**Description of the task:** Copy the data precisely, character for character, and leave out every picture.

* begin Records for the exercise *

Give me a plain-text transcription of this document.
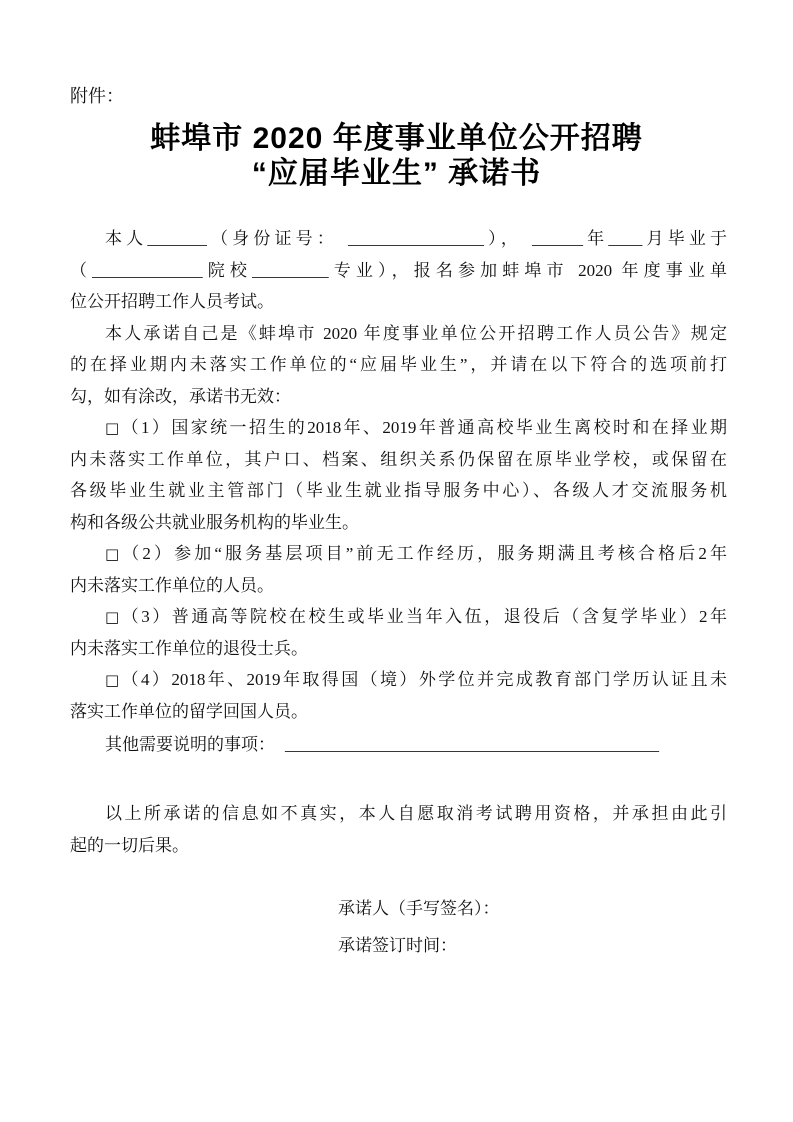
附件：
蚌埠市 2020 年度事业单位公开招聘
“应届毕业生” 承诺书
本人_______（身份证号： ________________）， ______年____月毕业于
（_____________院校_________专业），报名参加蚌埠市 2020 年度事业单
位公开招聘工作人员考试。
本人承诺自己是《蚌埠市 2020 年度事业单位公开招聘工作人员公告》规定
的在择业期内未落实工作单位的“应届毕业生”，并请在以下符合的选项前打
勾，如有涂改，承诺书无效：
□（1）国家统一招生的2018年、2019年普通高校毕业生离校时和在择业期
内未落实工作单位，其户口、档案、组织关系仍保留在原毕业学校，或保留在
各级毕业生就业主管部门（毕业生就业指导服务中心）、各级人才交流服务机
构和各级公共就业服务机构的毕业生。
□（2）参加“服务基层项目”前无工作经历，服务期满且考核合格后2年
内未落实工作单位的人员。
□（3）普通高等院校在校生或毕业当年入伍，退役后（含复学毕业）2年
内未落实工作单位的退役士兵。
□（4）2018年、2019年取得国（境）外学位并完成教育部门学历认证且未
落实工作单位的留学回国人员。
其他需要说明的事项： ____________________________________________
以上所承诺的信息如不真实，本人自愿取消考试聘用资格，并承担由此引
起的一切后果。
承诺人（手写签名）：
承诺签订时间：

* end Records for the exercise *

**Task response:**
Give me a plain-text transcription of this document.
附件：
蚌埠市 2020 年度事业单位公开招聘
“应届毕业生” 承诺书
本人_______（身份证号： ________________）， ______年____月毕业于
（_____________院校_________专业），报名参加蚌埠市 2020 年度事业单
位公开招聘工作人员考试。
本人承诺自己是《蚌埠市 2020 年度事业单位公开招聘工作人员公告》规定
的在择业期内未落实工作单位的“应届毕业生”，并请在以下符合的选项前打
勾，如有涂改，承诺书无效：
□（1）国家统一招生的2018年、2019年普通高校毕业生离校时和在择业期
内未落实工作单位，其户口、档案、组织关系仍保留在原毕业学校，或保留在
各级毕业生就业主管部门（毕业生就业指导服务中心）、各级人才交流服务机
构和各级公共就业服务机构的毕业生。
□（2）参加“服务基层项目”前无工作经历，服务期满且考核合格后2年
内未落实工作单位的人员。
□（3）普通高等院校在校生或毕业当年入伍，退役后（含复学毕业）2年
内未落实工作单位的退役士兵。
□（4）2018年、2019年取得国（境）外学位并完成教育部门学历认证且未
落实工作单位的留学回国人员。
其他需要说明的事项： ____________________________________________
以上所承诺的信息如不真实，本人自愿取消考试聘用资格，并承担由此引
起的一切后果。
承诺人（手写签名）：
承诺签订时间：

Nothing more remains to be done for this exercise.